Collection entries
────

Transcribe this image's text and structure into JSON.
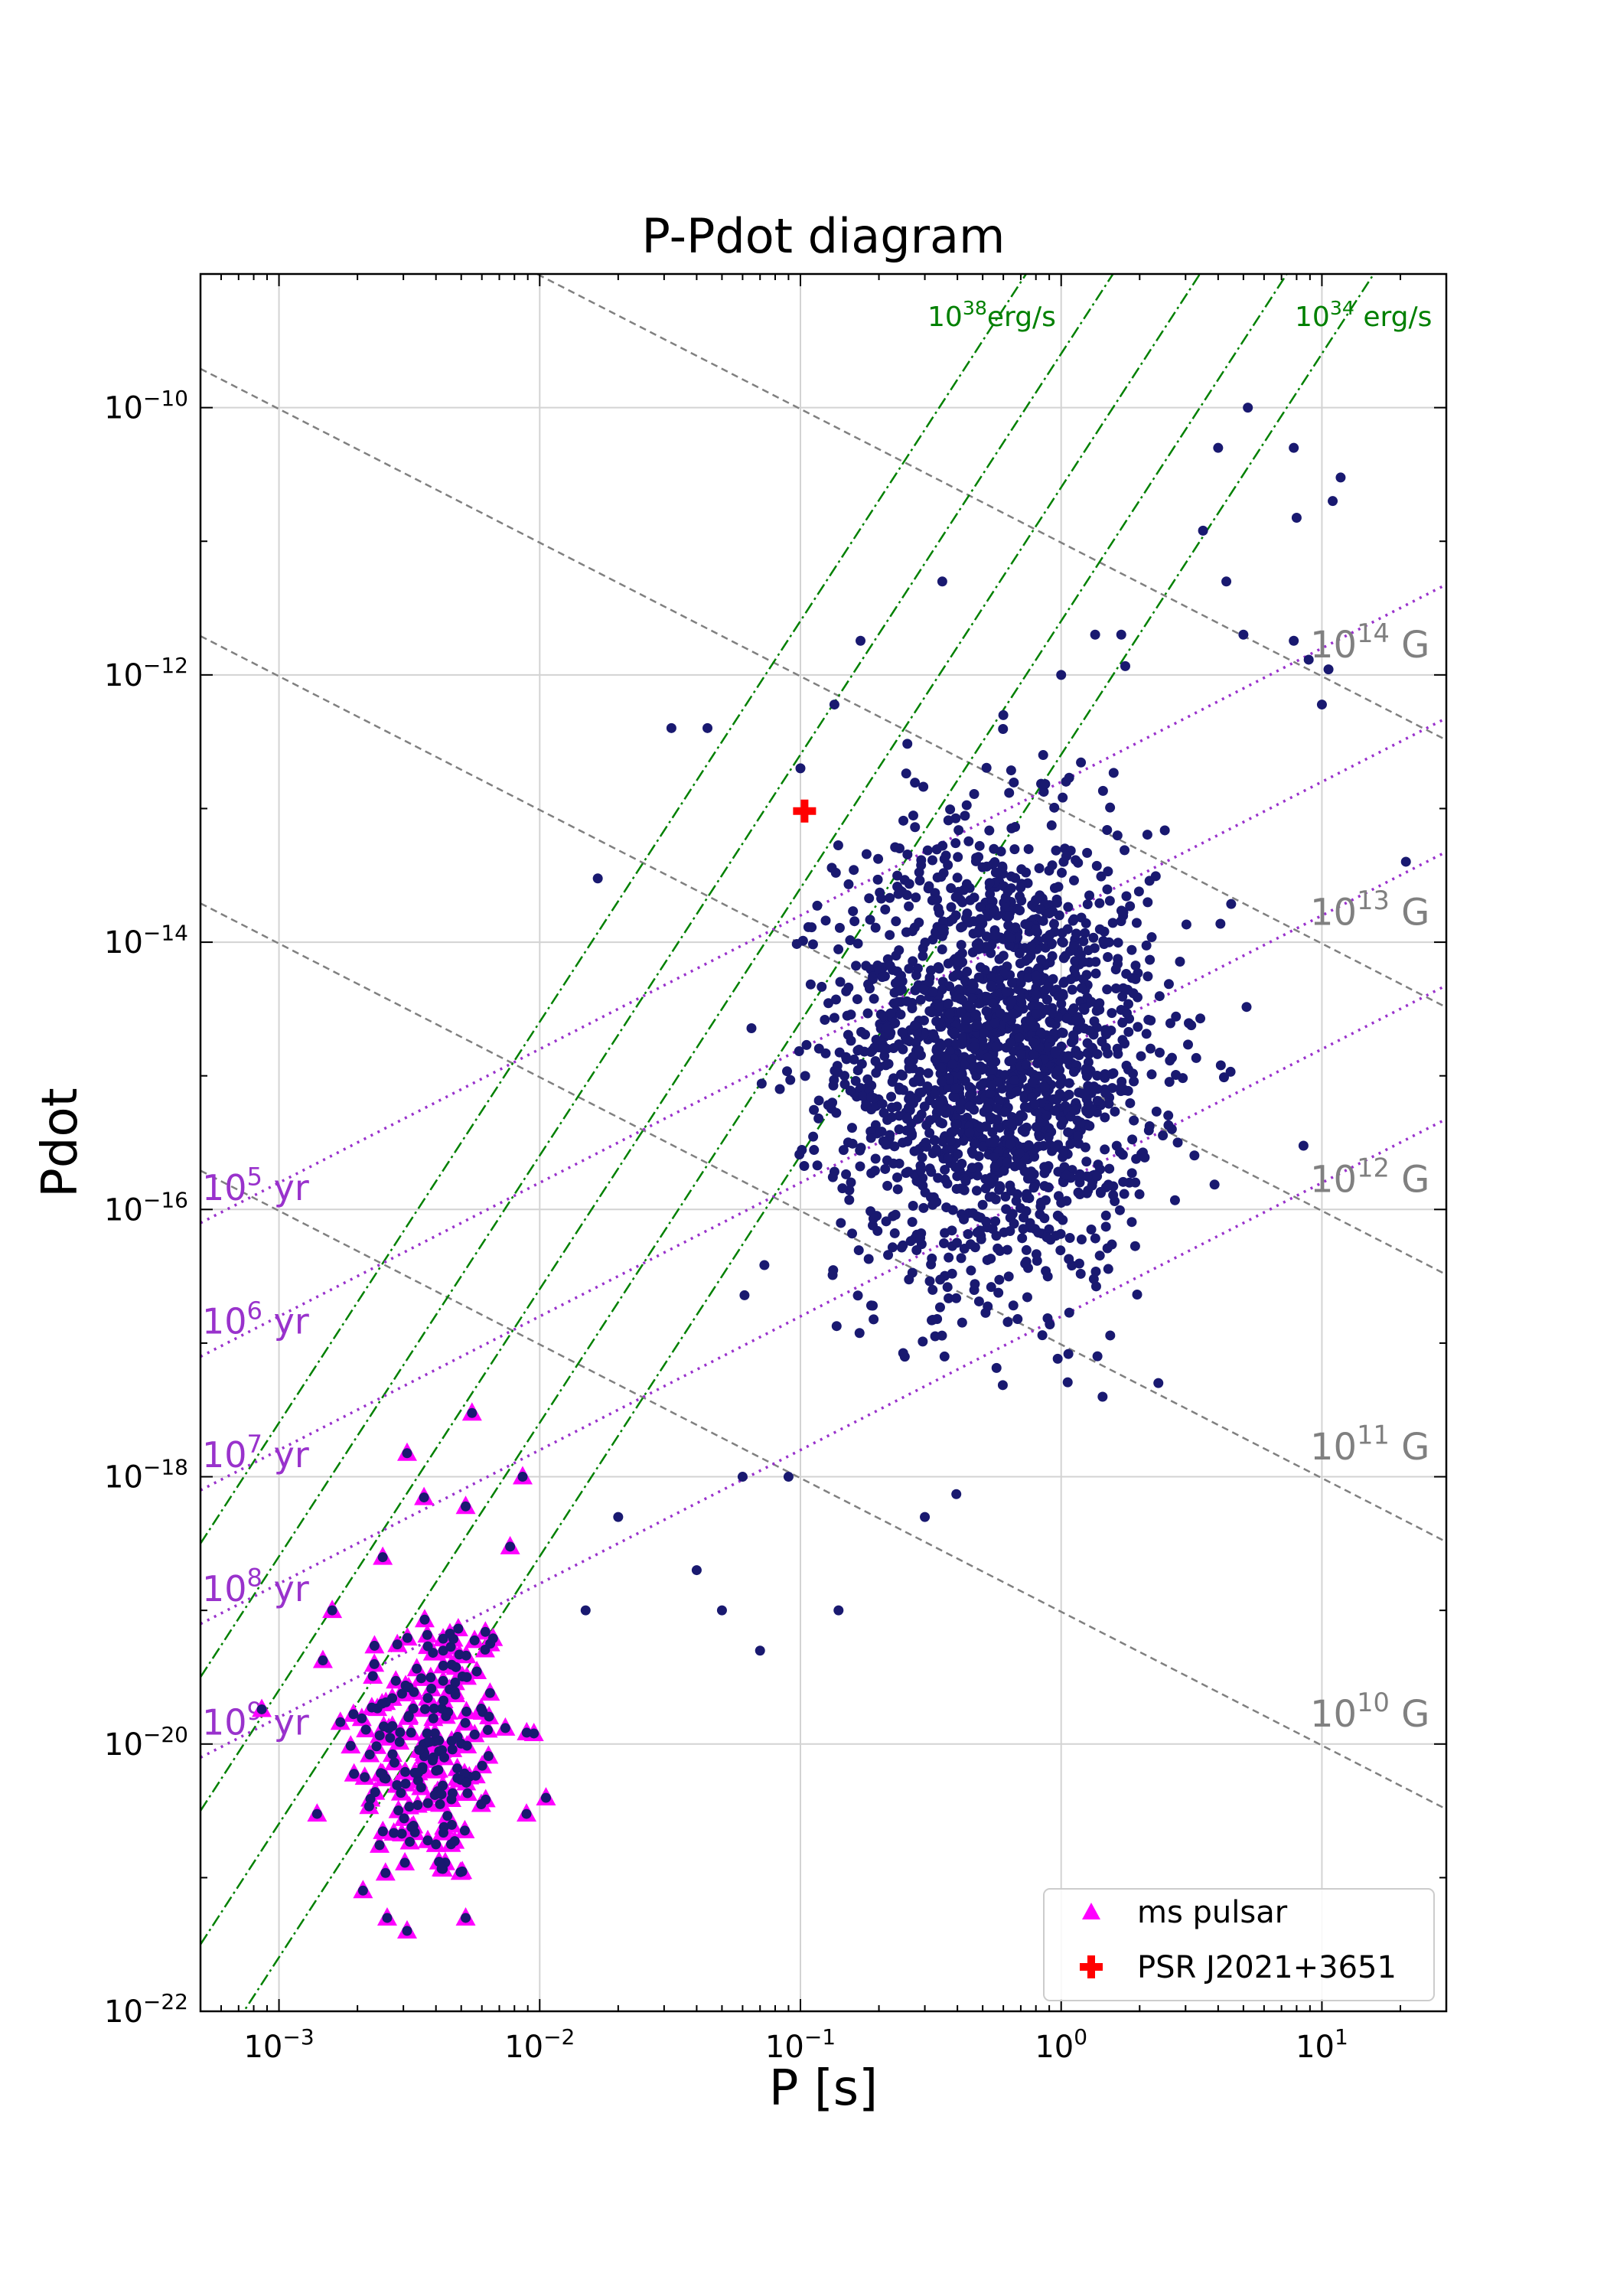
{
  "chart_data": {
    "type": "scatter",
    "title": "P-Pdot diagram",
    "xlabel": "P [s]",
    "ylabel": "Pdot",
    "xscale": "log",
    "yscale": "log",
    "xlim": [
      0.0005,
      30
    ],
    "ylim": [
      1e-22,
      1e-09
    ],
    "grid": true,
    "legend_placement": "lower-right",
    "x_tick_labels": [
      {
        "value": 0.001,
        "base": "10",
        "exp": "−3"
      },
      {
        "value": 0.01,
        "base": "10",
        "exp": "−2"
      },
      {
        "value": 0.1,
        "base": "10",
        "exp": "−1"
      },
      {
        "value": 1,
        "base": "10",
        "exp": "0"
      },
      {
        "value": 10,
        "base": "10",
        "exp": "1"
      }
    ],
    "y_tick_labels": [
      {
        "value": 1e-22,
        "base": "10",
        "exp": "−22"
      },
      {
        "value": 1e-20,
        "base": "10",
        "exp": "−20"
      },
      {
        "value": 1e-18,
        "base": "10",
        "exp": "−18"
      },
      {
        "value": 1e-16,
        "base": "10",
        "exp": "−16"
      },
      {
        "value": 1e-14,
        "base": "10",
        "exp": "−14"
      },
      {
        "value": 1e-12,
        "base": "10",
        "exp": "−12"
      },
      {
        "value": 1e-10,
        "base": "10",
        "exp": "−10"
      }
    ],
    "colors": {
      "normal": "#191970",
      "ms": "#ff00ff",
      "target": "#ff0000",
      "bfield": "#808080",
      "edot": "#008000",
      "age": "#9932cc",
      "grid": "#d3d3d3"
    },
    "series": [
      {
        "name": "ms pulsar",
        "marker": "triangle",
        "color": "#ff00ff",
        "cluster": {
          "count": 180,
          "logx_center": -2.42,
          "logx_sd": 0.16,
          "logy_center": -20.0,
          "logy_sd": 0.55
        },
        "points": [
          [
            0.0055,
            3e-18
          ],
          [
            0.0031,
            1.5e-18
          ],
          [
            0.0086,
            1e-18
          ],
          [
            0.0036,
            7e-19
          ],
          [
            0.0052,
            6e-19
          ],
          [
            0.0077,
            3e-19
          ],
          [
            0.0025,
            2.5e-19
          ],
          [
            0.0016,
            1e-19
          ],
          [
            0.0014,
            3e-21
          ],
          [
            0.0031,
            4e-22
          ],
          [
            0.0052,
            5e-22
          ],
          [
            0.0026,
            5e-22
          ],
          [
            0.0021,
            8e-22
          ],
          [
            0.0089,
            3e-21
          ],
          [
            0.0095,
            1.2e-20
          ]
        ]
      },
      {
        "name": "",
        "marker": "circle",
        "color": "#191970",
        "cluster": {
          "count": 1900,
          "logx_center": -0.25,
          "logx_sd": 0.3,
          "logy_center": -14.85,
          "logy_sd": 0.85
        },
        "points": [
          [
            0.0167,
            3e-14
          ],
          [
            0.032,
            4e-13
          ],
          [
            0.044,
            4e-13
          ],
          [
            0.1,
            2e-13
          ],
          [
            0.135,
            6e-13
          ],
          [
            0.17,
            1.8e-12
          ],
          [
            0.35,
            5e-12
          ],
          [
            0.6,
            5e-13
          ],
          [
            1.0,
            1e-12
          ],
          [
            1.35,
            2e-12
          ],
          [
            1.7,
            2e-12
          ],
          [
            3.5,
            1.2e-11
          ],
          [
            5.2,
            1e-10
          ],
          [
            4.0,
            5e-11
          ],
          [
            7.8,
            5e-11
          ],
          [
            8.0,
            1.5e-11
          ],
          [
            11.8,
            3e-11
          ],
          [
            11.0,
            2e-11
          ],
          [
            7.8,
            1.8e-12
          ],
          [
            8.9,
            1.3e-12
          ],
          [
            10.6,
            1.1e-12
          ],
          [
            4.3,
            5e-12
          ],
          [
            5.0,
            2e-12
          ],
          [
            10.0,
            6e-13
          ],
          [
            21.0,
            4e-14
          ],
          [
            8.5,
            3e-16
          ],
          [
            0.06,
            1e-18
          ],
          [
            0.09,
            1e-18
          ],
          [
            0.05,
            1e-19
          ],
          [
            0.14,
            1e-19
          ],
          [
            0.3,
            5e-19
          ],
          [
            0.015,
            1e-19
          ],
          [
            0.02,
            5e-19
          ],
          [
            0.04,
            2e-19
          ],
          [
            0.07,
            5e-20
          ]
        ]
      },
      {
        "name": "PSR J2021+3651",
        "marker": "cross",
        "color": "#ff0000",
        "points": [
          [
            0.1037,
            9.57e-14
          ]
        ]
      }
    ],
    "reference_lines": {
      "b_field": [
        {
          "base": "10",
          "exp": "10",
          "tail": " G",
          "B": 10000000000.0
        },
        {
          "base": "10",
          "exp": "11",
          "tail": " G",
          "B": 100000000000.0
        },
        {
          "base": "10",
          "exp": "12",
          "tail": " G",
          "B": 1000000000000.0
        },
        {
          "base": "10",
          "exp": "13",
          "tail": " G",
          "B": 10000000000000.0
        },
        {
          "base": "10",
          "exp": "14",
          "tail": " G",
          "B": 100000000000000.0
        }
      ],
      "edot": [
        {
          "base": "10",
          "exp": "38",
          "tail": "erg/s",
          "Edot": 1e+38
        },
        {
          "Edot": 1e+37
        },
        {
          "Edot": 1e+36
        },
        {
          "Edot": 1e+35
        },
        {
          "base": "10",
          "exp": "34",
          "tail": " erg/s",
          "Edot": 1e+34
        }
      ],
      "age": [
        {
          "base": "10",
          "exp": "5",
          "tail": " yr",
          "years": 100000.0
        },
        {
          "base": "10",
          "exp": "6",
          "tail": " yr",
          "years": 1000000.0
        },
        {
          "base": "10",
          "exp": "7",
          "tail": " yr",
          "years": 10000000.0
        },
        {
          "base": "10",
          "exp": "8",
          "tail": " yr",
          "years": 100000000.0
        },
        {
          "base": "10",
          "exp": "9",
          "tail": " yr",
          "years": 1000000000.0
        }
      ]
    }
  }
}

────

Objective – Every entry above is to be set down exactly; the pictures are to be left out.

Result for this task –
Transcribe this image's text and structure into JSON.
{
  "chart_data": {
    "type": "scatter",
    "title": "P-Pdot diagram",
    "xlabel": "P [s]",
    "ylabel": "Pdot",
    "xscale": "log",
    "yscale": "log",
    "xlim": [
      0.0005,
      30
    ],
    "ylim": [
      1e-22,
      1e-09
    ],
    "grid": true,
    "legend_placement": "lower-right",
    "x_tick_labels": [
      {
        "value": 0.001,
        "base": "10",
        "exp": "−3"
      },
      {
        "value": 0.01,
        "base": "10",
        "exp": "−2"
      },
      {
        "value": 0.1,
        "base": "10",
        "exp": "−1"
      },
      {
        "value": 1,
        "base": "10",
        "exp": "0"
      },
      {
        "value": 10,
        "base": "10",
        "exp": "1"
      }
    ],
    "y_tick_labels": [
      {
        "value": 1e-22,
        "base": "10",
        "exp": "−22"
      },
      {
        "value": 1e-20,
        "base": "10",
        "exp": "−20"
      },
      {
        "value": 1e-18,
        "base": "10",
        "exp": "−18"
      },
      {
        "value": 1e-16,
        "base": "10",
        "exp": "−16"
      },
      {
        "value": 1e-14,
        "base": "10",
        "exp": "−14"
      },
      {
        "value": 1e-12,
        "base": "10",
        "exp": "−12"
      },
      {
        "value": 1e-10,
        "base": "10",
        "exp": "−10"
      }
    ],
    "colors": {
      "normal": "#191970",
      "ms": "#ff00ff",
      "target": "#ff0000",
      "bfield": "#808080",
      "edot": "#008000",
      "age": "#9932cc",
      "grid": "#d3d3d3"
    },
    "series": [
      {
        "name": "ms pulsar",
        "marker": "triangle",
        "color": "#ff00ff",
        "cluster": {
          "count": 180,
          "logx_center": -2.42,
          "logx_sd": 0.16,
          "logy_center": -20.0,
          "logy_sd": 0.55
        },
        "points": [
          [
            0.0055,
            3e-18
          ],
          [
            0.0031,
            1.5e-18
          ],
          [
            0.0086,
            1e-18
          ],
          [
            0.0036,
            7e-19
          ],
          [
            0.0052,
            6e-19
          ],
          [
            0.0077,
            3e-19
          ],
          [
            0.0025,
            2.5e-19
          ],
          [
            0.0016,
            1e-19
          ],
          [
            0.0014,
            3e-21
          ],
          [
            0.0031,
            4e-22
          ],
          [
            0.0052,
            5e-22
          ],
          [
            0.0026,
            5e-22
          ],
          [
            0.0021,
            8e-22
          ],
          [
            0.0089,
            3e-21
          ],
          [
            0.0095,
            1.2e-20
          ]
        ]
      },
      {
        "name": "",
        "marker": "circle",
        "color": "#191970",
        "cluster": {
          "count": 1900,
          "logx_center": -0.25,
          "logx_sd": 0.3,
          "logy_center": -14.85,
          "logy_sd": 0.85
        },
        "points": [
          [
            0.0167,
            3e-14
          ],
          [
            0.032,
            4e-13
          ],
          [
            0.044,
            4e-13
          ],
          [
            0.1,
            2e-13
          ],
          [
            0.135,
            6e-13
          ],
          [
            0.17,
            1.8e-12
          ],
          [
            0.35,
            5e-12
          ],
          [
            0.6,
            5e-13
          ],
          [
            1.0,
            1e-12
          ],
          [
            1.35,
            2e-12
          ],
          [
            1.7,
            2e-12
          ],
          [
            3.5,
            1.2e-11
          ],
          [
            5.2,
            1e-10
          ],
          [
            4.0,
            5e-11
          ],
          [
            7.8,
            5e-11
          ],
          [
            8.0,
            1.5e-11
          ],
          [
            11.8,
            3e-11
          ],
          [
            11.0,
            2e-11
          ],
          [
            7.8,
            1.8e-12
          ],
          [
            8.9,
            1.3e-12
          ],
          [
            10.6,
            1.1e-12
          ],
          [
            4.3,
            5e-12
          ],
          [
            5.0,
            2e-12
          ],
          [
            10.0,
            6e-13
          ],
          [
            21.0,
            4e-14
          ],
          [
            8.5,
            3e-16
          ],
          [
            0.06,
            1e-18
          ],
          [
            0.09,
            1e-18
          ],
          [
            0.05,
            1e-19
          ],
          [
            0.14,
            1e-19
          ],
          [
            0.3,
            5e-19
          ],
          [
            0.015,
            1e-19
          ],
          [
            0.02,
            5e-19
          ],
          [
            0.04,
            2e-19
          ],
          [
            0.07,
            5e-20
          ]
        ]
      },
      {
        "name": "PSR J2021+3651",
        "marker": "cross",
        "color": "#ff0000",
        "points": [
          [
            0.1037,
            9.57e-14
          ]
        ]
      }
    ],
    "reference_lines": {
      "b_field": [
        {
          "base": "10",
          "exp": "10",
          "tail": " G",
          "B": 10000000000.0
        },
        {
          "base": "10",
          "exp": "11",
          "tail": " G",
          "B": 100000000000.0
        },
        {
          "base": "10",
          "exp": "12",
          "tail": " G",
          "B": 1000000000000.0
        },
        {
          "base": "10",
          "exp": "13",
          "tail": " G",
          "B": 10000000000000.0
        },
        {
          "base": "10",
          "exp": "14",
          "tail": " G",
          "B": 100000000000000.0
        }
      ],
      "edot": [
        {
          "base": "10",
          "exp": "38",
          "tail": "erg/s",
          "Edot": 1e+38
        },
        {
          "Edot": 1e+37
        },
        {
          "Edot": 1e+36
        },
        {
          "Edot": 1e+35
        },
        {
          "base": "10",
          "exp": "34",
          "tail": " erg/s",
          "Edot": 1e+34
        }
      ],
      "age": [
        {
          "base": "10",
          "exp": "5",
          "tail": " yr",
          "years": 100000.0
        },
        {
          "base": "10",
          "exp": "6",
          "tail": " yr",
          "years": 1000000.0
        },
        {
          "base": "10",
          "exp": "7",
          "tail": " yr",
          "years": 10000000.0
        },
        {
          "base": "10",
          "exp": "8",
          "tail": " yr",
          "years": 100000000.0
        },
        {
          "base": "10",
          "exp": "9",
          "tail": " yr",
          "years": 1000000000.0
        }
      ]
    }
  }
}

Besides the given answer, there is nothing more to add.